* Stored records
--------------------------------

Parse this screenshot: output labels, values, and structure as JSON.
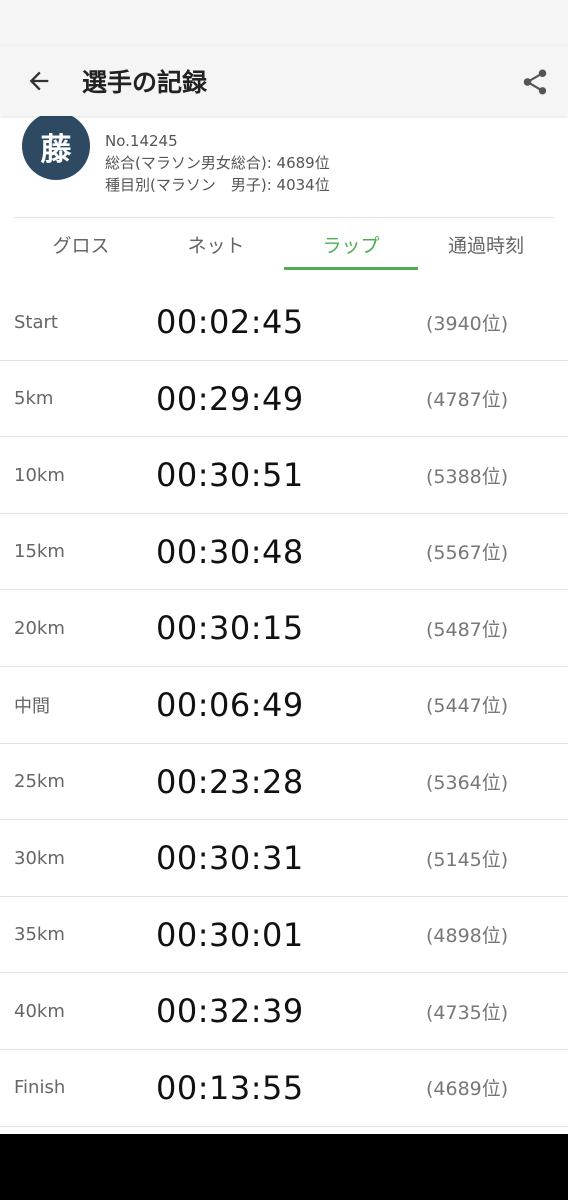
{
  "header": {
    "title": "選手の記録",
    "back_icon": "arrow-left-icon",
    "share_icon": "share-icon"
  },
  "profile": {
    "avatar_char": "藤",
    "avatar_color": "#2e4a63",
    "number": "No.14245",
    "overall_rank": "総合(マラソン男女総合): 4689位",
    "category_rank": "種目別(マラソン　男子): 4034位"
  },
  "tabs": [
    {
      "label": "グロス",
      "active": false
    },
    {
      "label": "ネット",
      "active": false
    },
    {
      "label": "ラップ",
      "active": true
    },
    {
      "label": "通過時刻",
      "active": false
    }
  ],
  "accent_color": "#4caf50",
  "laps": [
    {
      "label": "Start",
      "time": "00:02:45",
      "rank": "(3940位)"
    },
    {
      "label": "5km",
      "time": "00:29:49",
      "rank": "(4787位)"
    },
    {
      "label": "10km",
      "time": "00:30:51",
      "rank": "(5388位)"
    },
    {
      "label": "15km",
      "time": "00:30:48",
      "rank": "(5567位)"
    },
    {
      "label": "20km",
      "time": "00:30:15",
      "rank": "(5487位)"
    },
    {
      "label": "中間",
      "time": "00:06:49",
      "rank": "(5447位)"
    },
    {
      "label": "25km",
      "time": "00:23:28",
      "rank": "(5364位)"
    },
    {
      "label": "30km",
      "time": "00:30:31",
      "rank": "(5145位)"
    },
    {
      "label": "35km",
      "time": "00:30:01",
      "rank": "(4898位)"
    },
    {
      "label": "40km",
      "time": "00:32:39",
      "rank": "(4735位)"
    },
    {
      "label": "Finish",
      "time": "00:13:55",
      "rank": "(4689位)"
    }
  ]
}
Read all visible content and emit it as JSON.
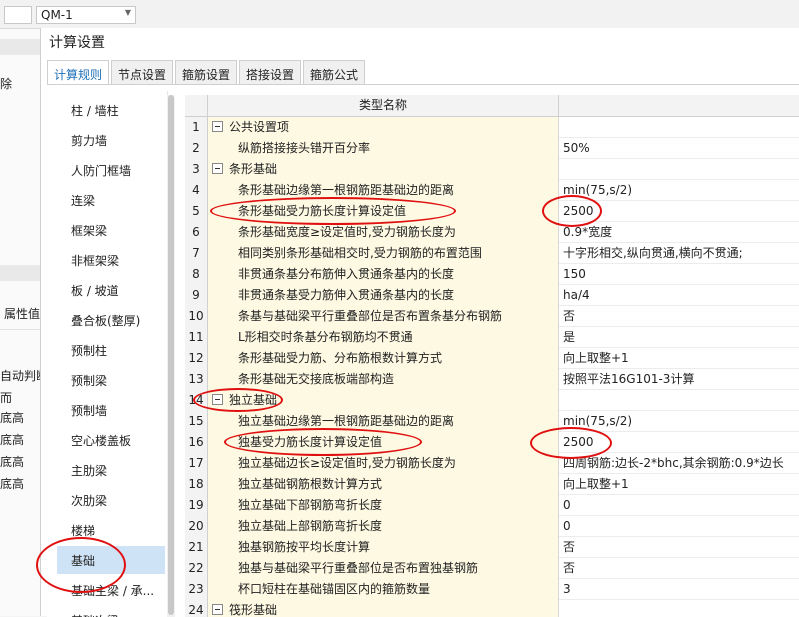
{
  "background": {
    "combo_value": "QM-1",
    "left_fragments": [
      "除",
      "属性值",
      "自动判断",
      "而",
      "底高",
      "底高",
      "底高",
      "底高"
    ]
  },
  "dialog": {
    "title": "计算设置",
    "tabs": [
      "计算规则",
      "节点设置",
      "箍筋设置",
      "搭接设置",
      "箍筋公式"
    ],
    "active_tab": "计算规则"
  },
  "categories": [
    "柱 / 墙柱",
    "剪力墙",
    "人防门框墙",
    "连梁",
    "框架梁",
    "非框架梁",
    "板 / 坡道",
    "叠合板(整厚)",
    "预制柱",
    "预制梁",
    "预制墙",
    "空心楼盖板",
    "主肋梁",
    "次肋梁",
    "楼梯",
    "基础",
    "基础主梁 / 承...",
    "基础次梁"
  ],
  "selected_category": "基础",
  "table": {
    "header": "类型名称",
    "rows": [
      {
        "num": "1",
        "name": "公共设置项",
        "value": "",
        "group": true
      },
      {
        "num": "2",
        "name": "纵筋搭接接头错开百分率",
        "value": "50%",
        "group": false
      },
      {
        "num": "3",
        "name": "条形基础",
        "value": "",
        "group": true
      },
      {
        "num": "4",
        "name": "条形基础边缘第一根钢筋距基础边的距离",
        "value": "min(75,s/2)",
        "group": false
      },
      {
        "num": "5",
        "name": "条形基础受力筋长度计算设定值",
        "value": "2500",
        "group": false
      },
      {
        "num": "6",
        "name": "条形基础宽度≥设定值时,受力钢筋长度为",
        "value": "0.9*宽度",
        "group": false
      },
      {
        "num": "7",
        "name": "相同类别条形基础相交时,受力钢筋的布置范围",
        "value": "十字形相交,纵向贯通,横向不贯通;",
        "group": false
      },
      {
        "num": "8",
        "name": "非贯通条基分布筋伸入贯通条基内的长度",
        "value": "150",
        "group": false
      },
      {
        "num": "9",
        "name": "非贯通条基受力筋伸入贯通条基内的长度",
        "value": "ha/4",
        "group": false
      },
      {
        "num": "10",
        "name": "条基与基础梁平行重叠部位是否布置条基分布钢筋",
        "value": "否",
        "group": false
      },
      {
        "num": "11",
        "name": "L形相交时条基分布钢筋均不贯通",
        "value": "是",
        "group": false
      },
      {
        "num": "12",
        "name": "条形基础受力筋、分布筋根数计算方式",
        "value": "向上取整+1",
        "group": false
      },
      {
        "num": "13",
        "name": "条形基础无交接底板端部构造",
        "value": "按照平法16G101-3计算",
        "group": false
      },
      {
        "num": "14",
        "name": "独立基础",
        "value": "",
        "group": true
      },
      {
        "num": "15",
        "name": "独立基础边缘第一根钢筋距基础边的距离",
        "value": "min(75,s/2)",
        "group": false
      },
      {
        "num": "16",
        "name": "独基受力筋长度计算设定值",
        "value": "2500",
        "group": false
      },
      {
        "num": "17",
        "name": "独立基础边长≥设定值时,受力钢筋长度为",
        "value": "四周钢筋:边长-2*bhc,其余钢筋:0.9*边长",
        "group": false
      },
      {
        "num": "18",
        "name": "独立基础钢筋根数计算方式",
        "value": "向上取整+1",
        "group": false
      },
      {
        "num": "19",
        "name": "独立基础下部钢筋弯折长度",
        "value": "0",
        "group": false
      },
      {
        "num": "20",
        "name": "独立基础上部钢筋弯折长度",
        "value": "0",
        "group": false
      },
      {
        "num": "21",
        "name": "独基钢筋按平均长度计算",
        "value": "否",
        "group": false
      },
      {
        "num": "22",
        "name": "独基与基础梁平行重叠部位是否布置独基钢筋",
        "value": "否",
        "group": false
      },
      {
        "num": "23",
        "name": "杯口短柱在基础锚固区内的箍筋数量",
        "value": "3",
        "group": false
      },
      {
        "num": "24",
        "name": "筏形基础",
        "value": "",
        "group": true
      }
    ]
  },
  "colors": {
    "annotation": "#e01010",
    "name_cell_bg": "#fdf9e3",
    "selected_bg": "#cfe3f6",
    "active_tab_text": "#1f6fb8"
  }
}
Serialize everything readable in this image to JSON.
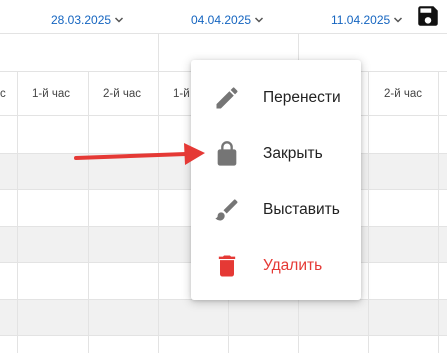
{
  "toolbar": {
    "save_icon": "save-icon"
  },
  "dates": [
    "28.03.2025",
    "04.04.2025",
    "11.04.2025"
  ],
  "sub_headers": [
    "с",
    "1-й час",
    "2-й час",
    "1-й",
    "2-й час"
  ],
  "menu": {
    "items": [
      {
        "label": "Перенести",
        "icon": "pencil-icon"
      },
      {
        "label": "Закрыть",
        "icon": "lock-icon"
      },
      {
        "label": "Выставить",
        "icon": "brush-icon"
      },
      {
        "label": "Удалить",
        "icon": "trash-icon",
        "color": "#e53935"
      }
    ]
  },
  "annotation": {
    "arrow_color": "#e53935"
  }
}
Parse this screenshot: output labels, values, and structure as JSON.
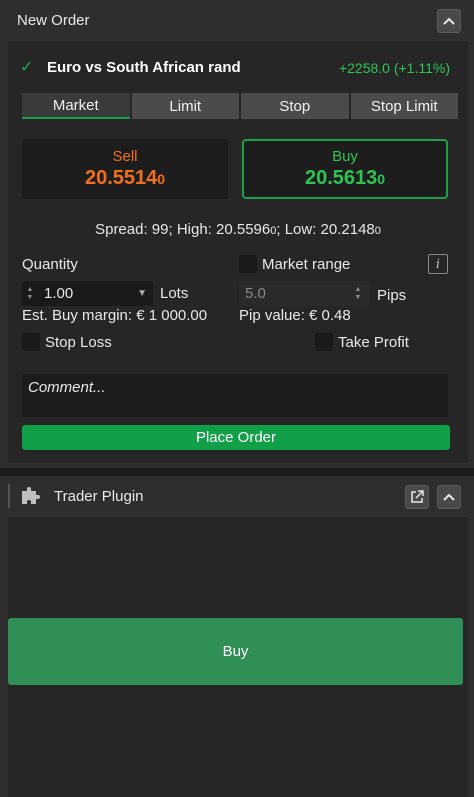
{
  "new_order": {
    "title": "New Order",
    "symbol": "Euro vs South African rand",
    "change": "+2258.0 (+1.11%)",
    "tabs": [
      "Market",
      "Limit",
      "Stop",
      "Stop Limit"
    ],
    "active_tab": "Market",
    "sell": {
      "label": "Sell",
      "price_main": "20.5514",
      "price_pip": "0"
    },
    "buy": {
      "label": "Buy",
      "price_main": "20.5613",
      "price_pip": "0"
    },
    "spread": {
      "prefix": "Spread: 99; High: 20.5596",
      "high_pip": "0",
      "mid": "; Low: 20.2148",
      "low_pip": "0"
    },
    "quantity_label": "Quantity",
    "quantity_value": "1.00",
    "quantity_unit": "Lots",
    "market_range_label": "Market range",
    "info_icon": "i",
    "market_range_value": "5.0",
    "market_range_unit": "Pips",
    "est_margin": "Est. Buy margin: € 1 000.00",
    "pip_value": "Pip value: € 0.48",
    "stop_loss_label": "Stop Loss",
    "take_profit_label": "Take Profit",
    "comment_placeholder": "Comment...",
    "place_order_label": "Place Order",
    "colors": {
      "sell": "#f26f21",
      "buy": "#2ec454",
      "accent": "#11a047"
    }
  },
  "trader_plugin": {
    "title": "Trader Plugin",
    "buy_label": "Buy",
    "icons": [
      "puzzle-icon",
      "external-link-icon",
      "chevron-up-icon"
    ]
  }
}
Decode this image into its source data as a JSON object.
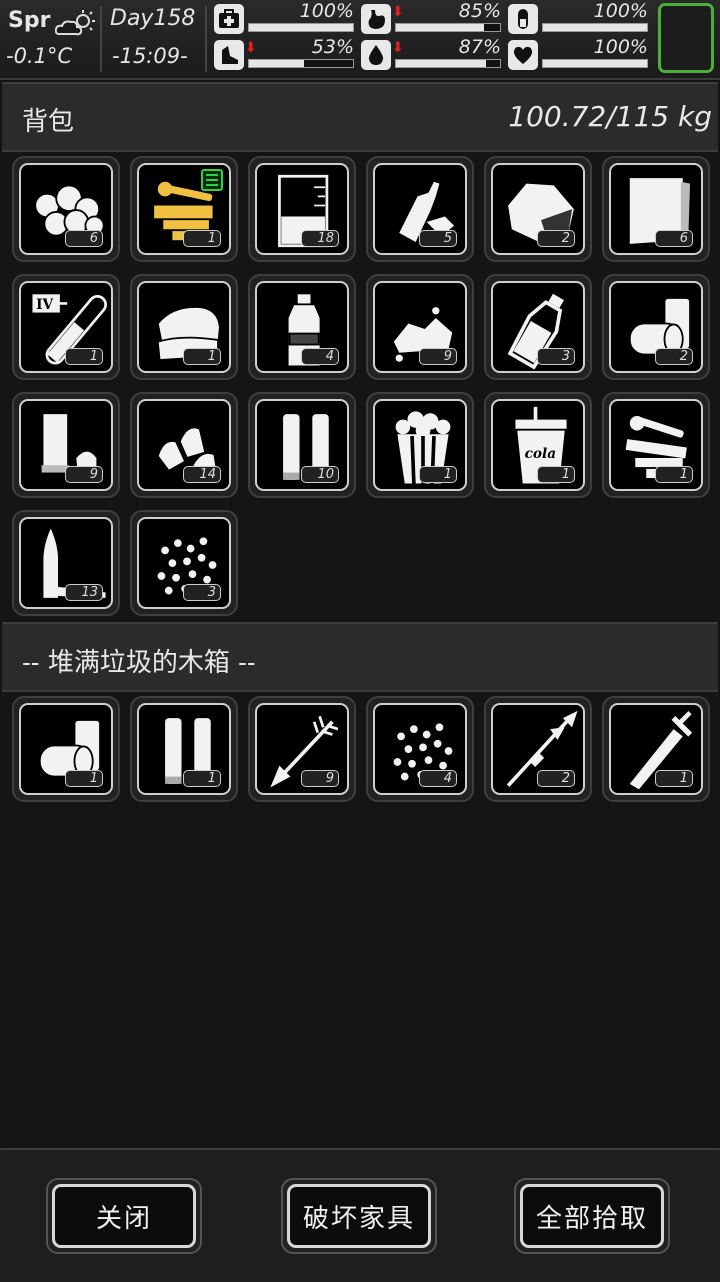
{
  "status": {
    "season": "Spr",
    "temperature": "-0.1°C",
    "day": "Day158",
    "time": "-15:09-",
    "stats": [
      {
        "name": "health",
        "icon": "medkit-icon",
        "value": "100%",
        "level": 1.0,
        "arrow": false
      },
      {
        "name": "hunger",
        "icon": "stomach-icon",
        "value": "85%",
        "level": 0.85,
        "arrow": true
      },
      {
        "name": "mood",
        "icon": "pill-icon",
        "value": "100%",
        "level": 1.0,
        "arrow": false
      },
      {
        "name": "stamina",
        "icon": "foot-icon",
        "value": "53%",
        "level": 0.53,
        "arrow": true
      },
      {
        "name": "thirst",
        "icon": "water-drop-icon",
        "value": "87%",
        "level": 0.87,
        "arrow": true
      },
      {
        "name": "heart",
        "icon": "heart-icon",
        "value": "100%",
        "level": 1.0,
        "arrow": false
      }
    ]
  },
  "backpack": {
    "title": "背包",
    "weight": "100.72/115 kg",
    "items": [
      {
        "icon": "cotton-balls-icon",
        "count": "6"
      },
      {
        "icon": "scrap-gun-parts-icon",
        "count": "1",
        "highlight": true
      },
      {
        "icon": "beaker-icon",
        "count": "18"
      },
      {
        "icon": "crushed-bottle-icon",
        "count": "5"
      },
      {
        "icon": "rock-ore-icon",
        "count": "2"
      },
      {
        "icon": "paper-sheets-icon",
        "count": "6"
      },
      {
        "icon": "iv-tube-icon",
        "count": "1"
      },
      {
        "icon": "folded-cloth-icon",
        "count": "1"
      },
      {
        "icon": "water-bottle-icon",
        "count": "4"
      },
      {
        "icon": "rubble-pile-icon",
        "count": "9"
      },
      {
        "icon": "glass-bottle-icon",
        "count": "3"
      },
      {
        "icon": "tin-cans-icon",
        "count": "2"
      },
      {
        "icon": "shotgun-shell-icon",
        "count": "9"
      },
      {
        "icon": "pistol-bullets-icon",
        "count": "14"
      },
      {
        "icon": "rifle-cartridges-icon",
        "count": "10"
      },
      {
        "icon": "popcorn-icon",
        "count": "1"
      },
      {
        "icon": "cola-cup-icon",
        "count": "1",
        "label": "cola"
      },
      {
        "icon": "scrap-parts-icon",
        "count": "1"
      },
      {
        "icon": "long-bullet-icon",
        "count": "13"
      },
      {
        "icon": "pellets-icon",
        "count": "3"
      }
    ]
  },
  "container": {
    "title": "-- 堆满垃圾的木箱 --",
    "items": [
      {
        "icon": "tin-cans-icon",
        "count": "1"
      },
      {
        "icon": "rifle-cartridges-icon",
        "count": "1"
      },
      {
        "icon": "arrow-icon",
        "count": "9"
      },
      {
        "icon": "pellets-icon",
        "count": "4"
      },
      {
        "icon": "spear-icon",
        "count": "2"
      },
      {
        "icon": "sword-icon",
        "count": "1"
      }
    ]
  },
  "buttons": {
    "close": "关闭",
    "destroy": "破坏家具",
    "take_all": "全部拾取"
  },
  "colors": {
    "accent_green": "#4caf3a",
    "highlight_gold": "#f0c040",
    "warn_red": "#e02020"
  }
}
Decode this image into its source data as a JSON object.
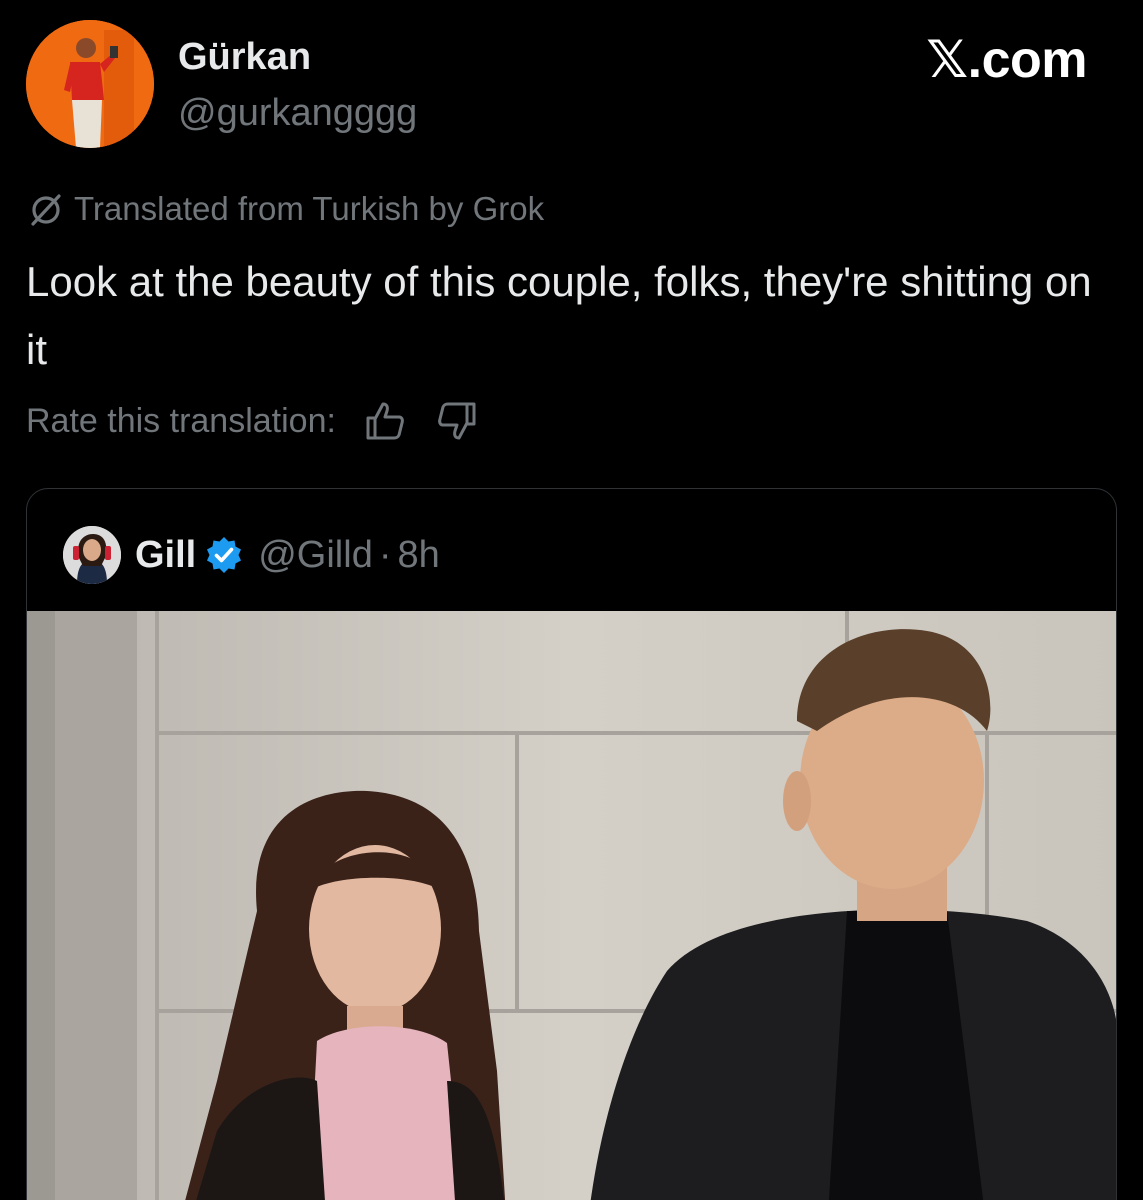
{
  "author": {
    "display_name": "Gürkan",
    "handle": "@gurkangggg",
    "avatar_icon": "profile-photo"
  },
  "brand": {
    "label": "𝕏.com"
  },
  "translation": {
    "label": "Translated from Turkish by Grok",
    "icon": "grok-icon",
    "text": "Look at the beauty of this couple, folks, they're shitting on it",
    "rate_label": "Rate this translation:",
    "rate_up_icon": "thumbs-up-icon",
    "rate_down_icon": "thumbs-down-icon"
  },
  "quote": {
    "name": "Gill",
    "verified_icon": "verified-badge-icon",
    "handle": "@Gilld",
    "separator": "·",
    "time": "8h",
    "media": "photo of a young couple walking in front of a concrete wall"
  },
  "colors": {
    "background": "#000000",
    "text_primary": "#e7e9ea",
    "text_secondary": "#71767b",
    "verified": "#1d9bf0",
    "border": "#2f3336"
  }
}
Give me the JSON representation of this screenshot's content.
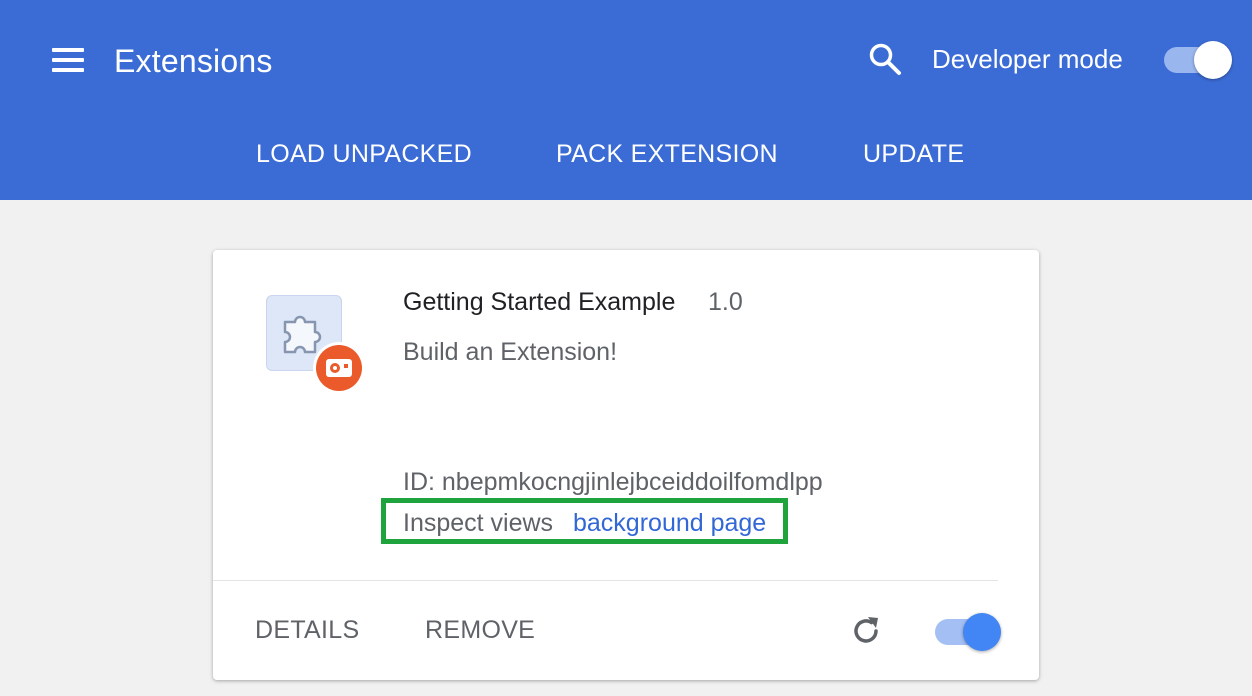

--------------------------------

* WHAT TO WORK ON
Find the word "this" in the data and copy out each line where it turns up.

* EXERCISE SOLUTION
Parse this screenshot: output labels, values, and structure as JSON.
Serialize everything readable in this image to JSON.
Parse this screenshot: output labels, values, and structure as JSON.
Decode this image into its source data as a JSON object.
Decode this image into its source data as a JSON object.
    "text": "Look at the beauty of this couple, folks, they're shitting on it",
    "rate_label": "Rate this translation:",
Give me the JSON representation of this screenshot's content.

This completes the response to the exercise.